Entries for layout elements
★ ★ ★ ★ ★ ★ ★

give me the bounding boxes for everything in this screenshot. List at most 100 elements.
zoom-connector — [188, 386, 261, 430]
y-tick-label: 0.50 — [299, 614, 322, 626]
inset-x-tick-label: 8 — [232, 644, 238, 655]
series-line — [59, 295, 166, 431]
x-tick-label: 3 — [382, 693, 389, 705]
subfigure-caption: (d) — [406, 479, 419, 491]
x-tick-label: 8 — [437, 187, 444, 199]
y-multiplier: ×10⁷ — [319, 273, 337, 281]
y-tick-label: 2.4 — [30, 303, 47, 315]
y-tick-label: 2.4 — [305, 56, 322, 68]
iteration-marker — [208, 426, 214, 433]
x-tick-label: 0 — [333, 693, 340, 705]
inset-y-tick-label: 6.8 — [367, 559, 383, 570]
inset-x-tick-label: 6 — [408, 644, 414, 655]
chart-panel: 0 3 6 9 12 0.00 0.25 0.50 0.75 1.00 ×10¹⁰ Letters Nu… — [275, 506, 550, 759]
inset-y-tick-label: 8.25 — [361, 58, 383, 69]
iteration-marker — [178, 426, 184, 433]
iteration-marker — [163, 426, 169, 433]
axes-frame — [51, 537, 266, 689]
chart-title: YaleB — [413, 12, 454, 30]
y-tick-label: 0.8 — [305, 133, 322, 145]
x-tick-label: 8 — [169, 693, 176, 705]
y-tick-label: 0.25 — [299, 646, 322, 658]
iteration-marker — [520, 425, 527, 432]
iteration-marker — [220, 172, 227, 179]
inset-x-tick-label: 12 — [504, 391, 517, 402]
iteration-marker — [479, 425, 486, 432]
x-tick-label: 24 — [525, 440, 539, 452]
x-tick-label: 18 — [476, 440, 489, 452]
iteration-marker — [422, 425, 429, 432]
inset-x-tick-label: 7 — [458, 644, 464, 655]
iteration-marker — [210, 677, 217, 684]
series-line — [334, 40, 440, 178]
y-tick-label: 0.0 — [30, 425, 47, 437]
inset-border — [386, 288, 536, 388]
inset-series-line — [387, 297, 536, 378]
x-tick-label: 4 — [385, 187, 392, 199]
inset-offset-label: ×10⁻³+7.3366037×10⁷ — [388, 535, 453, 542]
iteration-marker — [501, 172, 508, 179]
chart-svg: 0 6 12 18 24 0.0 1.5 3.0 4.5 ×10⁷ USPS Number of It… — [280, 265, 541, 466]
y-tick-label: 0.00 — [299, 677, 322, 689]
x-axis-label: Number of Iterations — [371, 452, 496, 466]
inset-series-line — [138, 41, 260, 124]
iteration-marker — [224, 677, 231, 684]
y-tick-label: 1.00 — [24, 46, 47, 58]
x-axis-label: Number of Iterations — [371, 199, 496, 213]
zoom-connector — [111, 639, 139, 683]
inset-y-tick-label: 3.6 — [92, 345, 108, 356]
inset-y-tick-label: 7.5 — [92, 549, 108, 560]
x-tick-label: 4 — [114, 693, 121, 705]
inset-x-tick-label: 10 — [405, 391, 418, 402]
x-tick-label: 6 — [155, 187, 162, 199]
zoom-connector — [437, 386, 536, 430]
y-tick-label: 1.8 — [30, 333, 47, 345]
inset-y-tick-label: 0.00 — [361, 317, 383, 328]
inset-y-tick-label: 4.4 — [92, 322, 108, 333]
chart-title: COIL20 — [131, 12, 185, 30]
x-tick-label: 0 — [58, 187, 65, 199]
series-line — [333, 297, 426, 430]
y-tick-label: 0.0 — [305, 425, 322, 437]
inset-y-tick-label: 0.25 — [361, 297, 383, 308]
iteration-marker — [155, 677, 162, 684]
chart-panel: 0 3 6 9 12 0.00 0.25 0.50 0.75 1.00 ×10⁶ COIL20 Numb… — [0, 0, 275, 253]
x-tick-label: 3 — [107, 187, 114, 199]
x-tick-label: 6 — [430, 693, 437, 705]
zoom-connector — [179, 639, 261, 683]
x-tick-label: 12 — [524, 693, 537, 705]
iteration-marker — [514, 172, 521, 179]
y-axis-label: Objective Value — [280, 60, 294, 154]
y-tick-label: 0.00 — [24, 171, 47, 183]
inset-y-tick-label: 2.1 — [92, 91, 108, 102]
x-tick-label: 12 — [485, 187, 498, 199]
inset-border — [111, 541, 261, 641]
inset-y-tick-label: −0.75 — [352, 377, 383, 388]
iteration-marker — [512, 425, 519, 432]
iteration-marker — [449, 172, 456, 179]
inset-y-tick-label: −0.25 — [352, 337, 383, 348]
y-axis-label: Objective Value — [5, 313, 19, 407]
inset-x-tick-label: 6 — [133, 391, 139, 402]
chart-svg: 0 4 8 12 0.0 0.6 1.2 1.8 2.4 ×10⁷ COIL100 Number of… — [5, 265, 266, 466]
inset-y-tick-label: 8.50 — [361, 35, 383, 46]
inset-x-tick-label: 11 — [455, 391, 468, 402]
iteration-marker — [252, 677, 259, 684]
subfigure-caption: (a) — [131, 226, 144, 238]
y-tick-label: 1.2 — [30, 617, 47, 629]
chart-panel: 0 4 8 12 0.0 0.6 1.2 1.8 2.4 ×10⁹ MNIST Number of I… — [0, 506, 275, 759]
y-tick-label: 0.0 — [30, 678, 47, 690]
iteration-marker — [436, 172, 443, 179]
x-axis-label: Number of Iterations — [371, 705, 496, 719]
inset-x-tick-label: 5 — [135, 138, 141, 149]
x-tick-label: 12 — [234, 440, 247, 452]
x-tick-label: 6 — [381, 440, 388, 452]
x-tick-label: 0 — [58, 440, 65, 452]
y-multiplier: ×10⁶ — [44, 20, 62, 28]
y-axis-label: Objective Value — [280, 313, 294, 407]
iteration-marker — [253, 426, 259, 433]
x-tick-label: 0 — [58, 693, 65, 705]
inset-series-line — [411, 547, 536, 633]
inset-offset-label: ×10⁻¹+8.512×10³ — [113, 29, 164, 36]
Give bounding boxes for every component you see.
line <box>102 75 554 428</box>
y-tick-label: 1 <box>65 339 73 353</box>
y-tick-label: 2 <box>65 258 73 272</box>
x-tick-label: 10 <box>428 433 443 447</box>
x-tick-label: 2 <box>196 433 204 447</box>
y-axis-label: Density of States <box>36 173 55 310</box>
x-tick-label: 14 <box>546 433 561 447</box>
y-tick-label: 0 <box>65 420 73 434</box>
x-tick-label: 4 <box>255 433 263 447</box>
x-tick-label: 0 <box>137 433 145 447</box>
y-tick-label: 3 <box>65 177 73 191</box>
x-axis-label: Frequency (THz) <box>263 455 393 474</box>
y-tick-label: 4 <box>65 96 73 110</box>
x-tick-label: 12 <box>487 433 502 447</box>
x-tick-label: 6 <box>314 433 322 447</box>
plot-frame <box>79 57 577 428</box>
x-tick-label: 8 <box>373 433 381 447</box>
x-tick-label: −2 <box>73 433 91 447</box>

★ ★ ★ ★ ★ ★ ★

§ GIVEN REQUEST:
Copy out every one of the lines above word for word, changing nothing.

§ THE SOLUTION:
give me the bounding boxes for everything in this screenshot. List at most 100 elements.
zoom-connector — [188, 386, 261, 430]
y-tick-label: 0.50 — [299, 614, 322, 626]
inset-x-tick-label: 8 — [232, 644, 238, 655]
series-line — [59, 295, 166, 431]
x-tick-label: 3 — [382, 693, 389, 705]
subfigure-caption: (d) — [406, 479, 419, 491]
x-tick-label: 8 — [437, 187, 444, 199]
y-multiplier: ×10⁷ — [319, 273, 337, 281]
y-tick-label: 2.4 — [30, 303, 47, 315]
y-tick-label: 2.4 — [305, 56, 322, 68]
iteration-marker — [208, 426, 214, 433]
x-tick-label: 0 — [333, 693, 340, 705]
inset-y-tick-label: 6.8 — [367, 559, 383, 570]
inset-x-tick-label: 6 — [408, 644, 414, 655]
chart-panel: 0 3 6 9 12 0.00 0.25 0.50 0.75 1.00 ×10¹⁰ Letters Nu… — [275, 506, 550, 759]
inset-y-tick-label: 8.25 — [361, 58, 383, 69]
iteration-marker — [178, 426, 184, 433]
iteration-marker — [163, 426, 169, 433]
axes-frame — [51, 537, 266, 689]
chart-title: YaleB — [413, 12, 454, 30]
y-tick-label: 0.8 — [305, 133, 322, 145]
x-tick-label: 8 — [169, 693, 176, 705]
y-tick-label: 0.25 — [299, 646, 322, 658]
iteration-marker — [520, 425, 527, 432]
iteration-marker — [220, 172, 227, 179]
inset-x-tick-label: 12 — [504, 391, 517, 402]
iteration-marker — [479, 425, 486, 432]
x-tick-label: 24 — [525, 440, 539, 452]
x-tick-label: 18 — [476, 440, 489, 452]
iteration-marker — [422, 425, 429, 432]
inset-x-tick-label: 7 — [458, 644, 464, 655]
iteration-marker — [210, 677, 217, 684]
series-line — [334, 40, 440, 178]
y-tick-label: 0.0 — [30, 425, 47, 437]
inset-border — [386, 288, 536, 388]
inset-series-line — [387, 297, 536, 378]
x-tick-label: 4 — [385, 187, 392, 199]
inset-offset-label: ×10⁻³+7.3366037×10⁷ — [388, 535, 453, 542]
iteration-marker — [501, 172, 508, 179]
chart-svg: 0 6 12 18 24 0.0 1.5 3.0 4.5 ×10⁷ USPS Number of It… — [280, 265, 541, 466]
y-tick-label: 0.00 — [299, 677, 322, 689]
x-axis-label: Number of Iterations — [371, 452, 496, 466]
inset-series-line — [138, 41, 260, 124]
iteration-marker — [224, 677, 231, 684]
y-tick-label: 1.00 — [24, 46, 47, 58]
x-axis-label: Number of Iterations — [371, 199, 496, 213]
zoom-connector — [111, 639, 139, 683]
inset-y-tick-label: 3.6 — [92, 345, 108, 356]
inset-y-tick-label: 7.5 — [92, 549, 108, 560]
x-tick-label: 4 — [114, 693, 121, 705]
inset-x-tick-label: 10 — [405, 391, 418, 402]
x-tick-label: 6 — [155, 187, 162, 199]
zoom-connector — [437, 386, 536, 430]
y-tick-label: 1.8 — [30, 333, 47, 345]
inset-y-tick-label: 0.00 — [361, 317, 383, 328]
inset-y-tick-label: 4.4 — [92, 322, 108, 333]
chart-title: COIL20 — [131, 12, 185, 30]
x-tick-label: 0 — [58, 187, 65, 199]
series-line — [333, 297, 426, 430]
y-tick-label: 0.0 — [305, 425, 322, 437]
inset-y-tick-label: 0.25 — [361, 297, 383, 308]
iteration-marker — [155, 677, 162, 684]
chart-panel: 0 3 6 9 12 0.00 0.25 0.50 0.75 1.00 ×10⁶ COIL20 Numb… — [0, 0, 275, 253]
x-tick-label: 3 — [107, 187, 114, 199]
x-tick-label: 6 — [430, 693, 437, 705]
zoom-connector — [179, 639, 261, 683]
x-tick-label: 12 — [524, 693, 537, 705]
iteration-marker — [514, 172, 521, 179]
y-axis-label: Objective Value — [280, 60, 294, 154]
y-tick-label: 0.00 — [24, 171, 47, 183]
inset-y-tick-label: 2.1 — [92, 91, 108, 102]
x-tick-label: 12 — [485, 187, 498, 199]
inset-border — [111, 541, 261, 641]
inset-y-tick-label: −0.75 — [352, 377, 383, 388]
iteration-marker — [512, 425, 519, 432]
iteration-marker — [449, 172, 456, 179]
inset-y-tick-label: −0.25 — [352, 337, 383, 348]
y-axis-label: Objective Value — [5, 313, 19, 407]
inset-x-tick-label: 6 — [133, 391, 139, 402]
chart-svg: 0 4 8 12 0.0 0.6 1.2 1.8 2.4 ×10⁷ COIL100 Number of… — [5, 265, 266, 466]
inset-y-tick-label: 8.50 — [361, 35, 383, 46]
inset-x-tick-label: 11 — [455, 391, 468, 402]
iteration-marker — [252, 677, 259, 684]
subfigure-caption: (a) — [131, 226, 144, 238]
y-tick-label: 1.2 — [30, 617, 47, 629]
chart-panel: 0 4 8 12 0.0 0.6 1.2 1.8 2.4 ×10⁹ MNIST Number of I… — [0, 506, 275, 759]
y-tick-label: 0.0 — [30, 678, 47, 690]
iteration-marker — [436, 172, 443, 179]
x-axis-label: Number of Iterations — [371, 705, 496, 719]
inset-x-tick-label: 5 — [135, 138, 141, 149]
x-tick-label: 12 — [234, 440, 247, 452]
x-tick-label: 6 — [381, 440, 388, 452]
x-tick-label: 0 — [58, 440, 65, 452]
y-multiplier: ×10⁶ — [44, 20, 62, 28]
y-axis-label: Objective Value — [280, 313, 294, 407]
iteration-marker — [253, 426, 259, 433]
x-tick-label: 0 — [58, 693, 65, 705]
inset-series-line — [411, 547, 536, 633]
inset-offset-label: ×10⁻¹+8.512×10³ — [113, 29, 164, 36]
Give bounding boxes for every component you see.
line <box>102 75 554 428</box>
y-tick-label: 1 <box>65 339 73 353</box>
y-tick-label: 2 <box>65 258 73 272</box>
x-tick-label: 10 <box>428 433 443 447</box>
x-tick-label: 2 <box>196 433 204 447</box>
y-axis-label: Density of States <box>36 173 55 310</box>
x-tick-label: 14 <box>546 433 561 447</box>
y-tick-label: 0 <box>65 420 73 434</box>
x-tick-label: 4 <box>255 433 263 447</box>
x-tick-label: 0 <box>137 433 145 447</box>
y-tick-label: 3 <box>65 177 73 191</box>
x-axis-label: Frequency (THz) <box>263 455 393 474</box>
y-tick-label: 4 <box>65 96 73 110</box>
x-tick-label: 12 <box>487 433 502 447</box>
x-tick-label: 6 <box>314 433 322 447</box>
plot-frame <box>79 57 577 428</box>
x-tick-label: 8 <box>373 433 381 447</box>
x-tick-label: −2 <box>73 433 91 447</box>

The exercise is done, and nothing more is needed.